[START]

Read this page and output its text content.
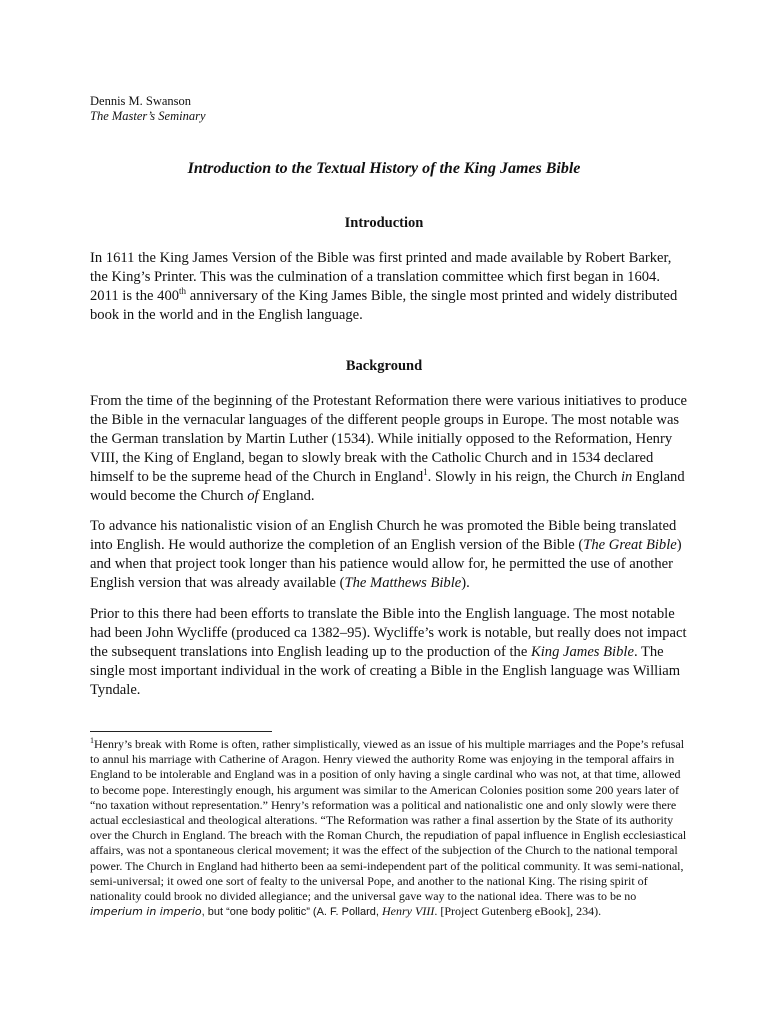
Dennis M. Swanson
The Master’s Seminary
Introduction to the Textual History of the King James Bible
Introduction

In 1611 the King James Version of the Bible was first printed and made available by Robert Barker, the King’s Printer. This was the culmination of a translation committee which first began in 1604. 2011 is the 400th anniversary of the King James Bible, the single most printed and widely distributed book in the world and in the English language.

Background

From the time of the beginning of the Protestant Reformation there were various initiatives to produce the Bible in the vernacular languages of the different people groups in Europe. The most notable was the German translation by Martin Luther (1534). While initially opposed to the Reformation, Henry VIII, the King of England, began to slowly break with the Catholic Church and in 1534 declared himself to be the supreme head of the Church in England$^1$. Slowly in his reign, the Church in England would become the Church of England.

To advance his nationalistic vision of an English Church he was promoted the Bible being translated into English. He would authorize the completion of an English version of the Bible (The Great Bible) and when that project took longer than his patience would allow for, he permitted the use of another English version that was already available (The Matthews Bible).

Prior to this there had been efforts to translate the Bible into the English language. The most notable had been John Wycliffe (produced ca 1382–95). Wycliffe’s work is notable, but really does not impact the subsequent translations into English leading up to the production of the King James Bible. The single most important individual in the work of creating a Bible in the English language was William Tyndale.

$^1$Henry’s break with Rome is often, rather simplistically, viewed as an issue of his multiple marriages and the Pope’s refusal to annul his marriage with Catherine of Aragon. Henry viewed the authority Rome was enjoying in the temporal affairs in England to be intolerable and England was in a position of only having a single cardinal who was not, at that time, allowed to become pope. Interestingly enough, his argument was similar to the American Colonies position some 200 years later of “no taxation without representation.” Henry’s reformation was a political and nationalistic one and only slowly were there actual ecclesiastical and theological alterations. “The Reformation was rather a final assertion by the State of its authority over the Church in England. The breach with the Roman Church, the repudiation of papal influence in English ecclesiastical affairs, was not a spontaneous clerical movement; it was the effect of the subjection of the Church to the national temporal power. The Church in England had hitherto been aa semi-independent part of the political community. It was semi-national, semi-universal; it owed one sort of fealty to the universal Pope, and another to the national King. The rising spirit of nationality could brook no divided allegiance; and the universal gave way to the national idea. There was to be no imperium in imperio, but “one body politic” (A. F. Pollard, Henry VIII. [Project Gutenberg eBook], 234).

[END]

» WRITTEN PROBLEM: Show the lines where the word "began" appears in the entries.

» TASK ANSWER:
In 1611 the King James Version of the Bible was first printed and made available by Robert Barker, the King’s Printer. This was the culmination of a translation committee which first began in 1604. 2011 is the 400th anniversary of the King James Bible, the single most printed and widely distributed book in the world and in the English language.
From the time of the beginning of the Protestant Reformation there were various initiatives to produce the Bible in the vernacular languages of the different people groups in Europe. The most notable was the German translation by Martin Luther (1534). While initially opposed to the Reformation, Henry VIII, the King of England, began to slowly break with the Catholic Church and in 1534 declared himself to be the supreme head of the Church in England$^1$. Slowly in his reign, the Church in England would become the Church of England.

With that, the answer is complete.